— Start Supplied data —

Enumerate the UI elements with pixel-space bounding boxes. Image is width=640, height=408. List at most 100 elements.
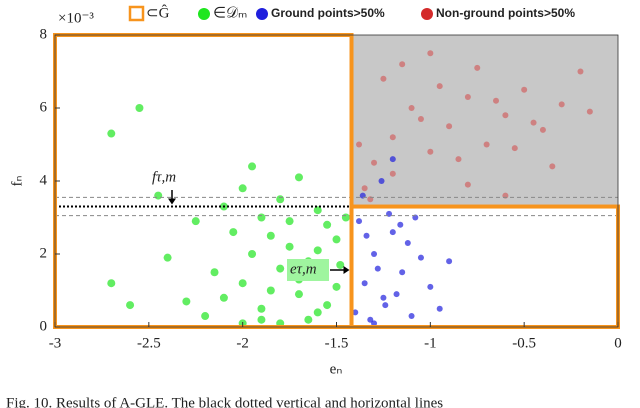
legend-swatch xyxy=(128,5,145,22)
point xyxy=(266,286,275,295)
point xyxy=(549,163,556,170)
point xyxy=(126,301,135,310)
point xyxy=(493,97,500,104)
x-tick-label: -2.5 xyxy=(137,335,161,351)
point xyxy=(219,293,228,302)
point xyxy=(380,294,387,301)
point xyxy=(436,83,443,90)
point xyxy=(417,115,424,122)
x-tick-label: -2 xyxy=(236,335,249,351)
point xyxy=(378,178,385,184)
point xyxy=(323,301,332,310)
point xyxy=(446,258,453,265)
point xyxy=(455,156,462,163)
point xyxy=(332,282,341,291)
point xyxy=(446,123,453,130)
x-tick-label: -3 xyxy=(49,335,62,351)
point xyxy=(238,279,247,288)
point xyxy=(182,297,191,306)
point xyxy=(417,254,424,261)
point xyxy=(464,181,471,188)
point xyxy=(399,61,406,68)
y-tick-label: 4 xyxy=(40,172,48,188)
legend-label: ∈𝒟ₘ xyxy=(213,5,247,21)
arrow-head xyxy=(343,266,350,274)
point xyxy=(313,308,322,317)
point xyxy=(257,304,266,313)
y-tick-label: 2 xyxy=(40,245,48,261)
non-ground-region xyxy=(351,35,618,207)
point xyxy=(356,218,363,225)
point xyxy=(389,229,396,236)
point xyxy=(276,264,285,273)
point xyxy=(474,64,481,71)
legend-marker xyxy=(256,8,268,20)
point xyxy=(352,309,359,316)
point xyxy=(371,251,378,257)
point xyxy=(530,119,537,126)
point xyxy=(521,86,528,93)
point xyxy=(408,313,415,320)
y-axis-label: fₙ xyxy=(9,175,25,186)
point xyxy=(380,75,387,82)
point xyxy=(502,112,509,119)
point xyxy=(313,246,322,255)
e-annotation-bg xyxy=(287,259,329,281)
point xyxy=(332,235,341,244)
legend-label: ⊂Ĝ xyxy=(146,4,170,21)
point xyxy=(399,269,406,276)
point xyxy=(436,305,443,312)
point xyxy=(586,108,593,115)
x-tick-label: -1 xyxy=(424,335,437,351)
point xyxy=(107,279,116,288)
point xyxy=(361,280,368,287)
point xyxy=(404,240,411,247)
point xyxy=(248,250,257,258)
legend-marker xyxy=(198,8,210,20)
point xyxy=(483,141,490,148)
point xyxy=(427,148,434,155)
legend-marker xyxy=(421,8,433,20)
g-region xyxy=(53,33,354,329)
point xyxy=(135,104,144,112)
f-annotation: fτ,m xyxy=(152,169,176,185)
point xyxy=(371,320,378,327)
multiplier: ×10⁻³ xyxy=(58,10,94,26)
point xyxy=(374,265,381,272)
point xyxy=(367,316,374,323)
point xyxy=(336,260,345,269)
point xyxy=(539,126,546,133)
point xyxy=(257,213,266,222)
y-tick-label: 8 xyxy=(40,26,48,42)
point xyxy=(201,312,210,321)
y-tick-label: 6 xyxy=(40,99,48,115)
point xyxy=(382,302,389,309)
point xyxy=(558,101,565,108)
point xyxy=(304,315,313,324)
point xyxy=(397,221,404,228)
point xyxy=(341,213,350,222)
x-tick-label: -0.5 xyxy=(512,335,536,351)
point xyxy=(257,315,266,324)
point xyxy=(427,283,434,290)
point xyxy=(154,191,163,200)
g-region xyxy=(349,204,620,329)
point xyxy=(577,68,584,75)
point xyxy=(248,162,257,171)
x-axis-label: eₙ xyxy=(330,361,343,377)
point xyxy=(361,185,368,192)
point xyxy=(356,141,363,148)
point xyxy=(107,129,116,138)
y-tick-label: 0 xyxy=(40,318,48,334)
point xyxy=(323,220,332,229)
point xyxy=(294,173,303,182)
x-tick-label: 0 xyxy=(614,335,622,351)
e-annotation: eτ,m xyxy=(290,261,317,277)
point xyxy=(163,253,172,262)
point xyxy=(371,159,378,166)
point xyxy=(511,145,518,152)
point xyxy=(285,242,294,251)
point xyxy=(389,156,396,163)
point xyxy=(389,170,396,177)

— End Supplied data —
— Start Supplied data —

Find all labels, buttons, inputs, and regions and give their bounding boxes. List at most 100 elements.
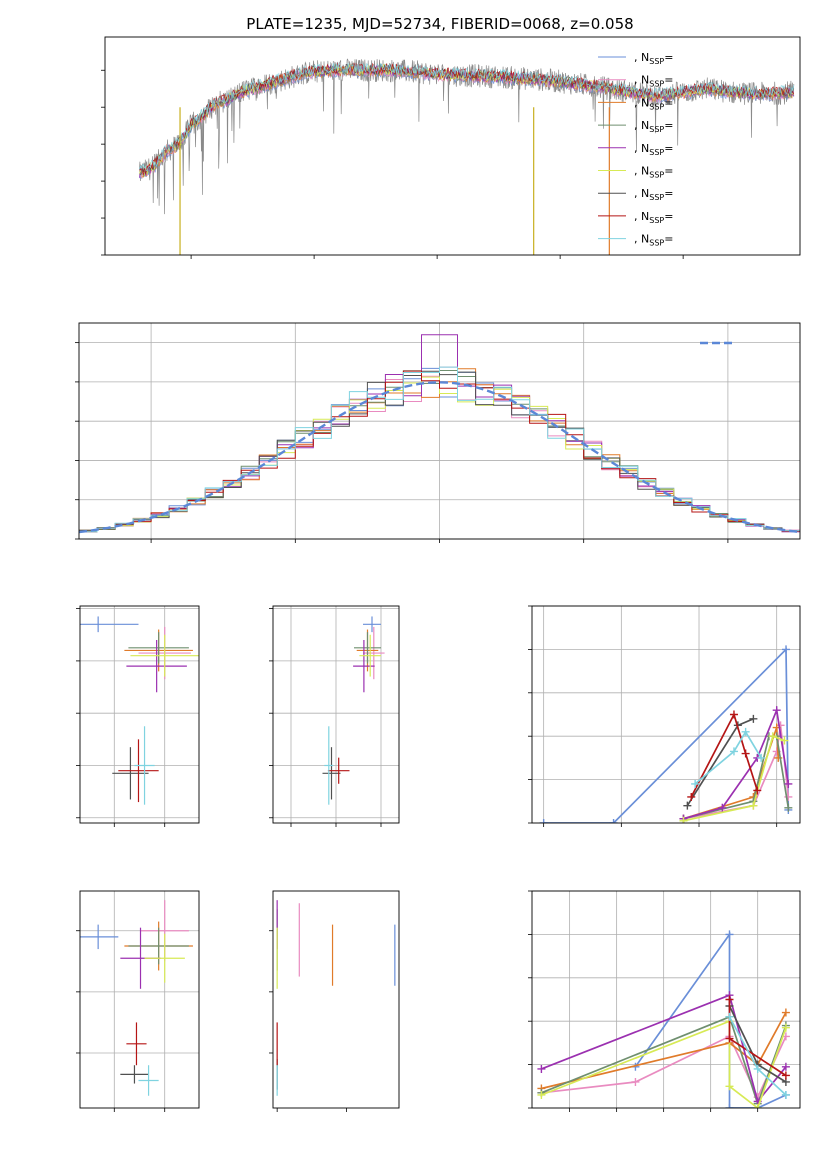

— End Supplied data —

Instructions for the task ▸
Rewrite the items between the lines holding "Enumerate the UI" and "point xyxy=(417,115,424,122)", inclusive, with "legend-swatch" changed to "legend-box" and everything else left unchanged. Leave the pictures out.

Answer to the exercise ▸
Enumerate the UI elements with pixel-space bounding boxes. Image is width=640, height=408. List at most 100 elements.
legend-box xyxy=(128,5,145,22)
point xyxy=(266,286,275,295)
point xyxy=(549,163,556,170)
point xyxy=(126,301,135,310)
point xyxy=(493,97,500,104)
x-tick-label: -2.5 xyxy=(137,335,161,351)
point xyxy=(219,293,228,302)
point xyxy=(380,294,387,301)
point xyxy=(436,83,443,90)
point xyxy=(417,115,424,122)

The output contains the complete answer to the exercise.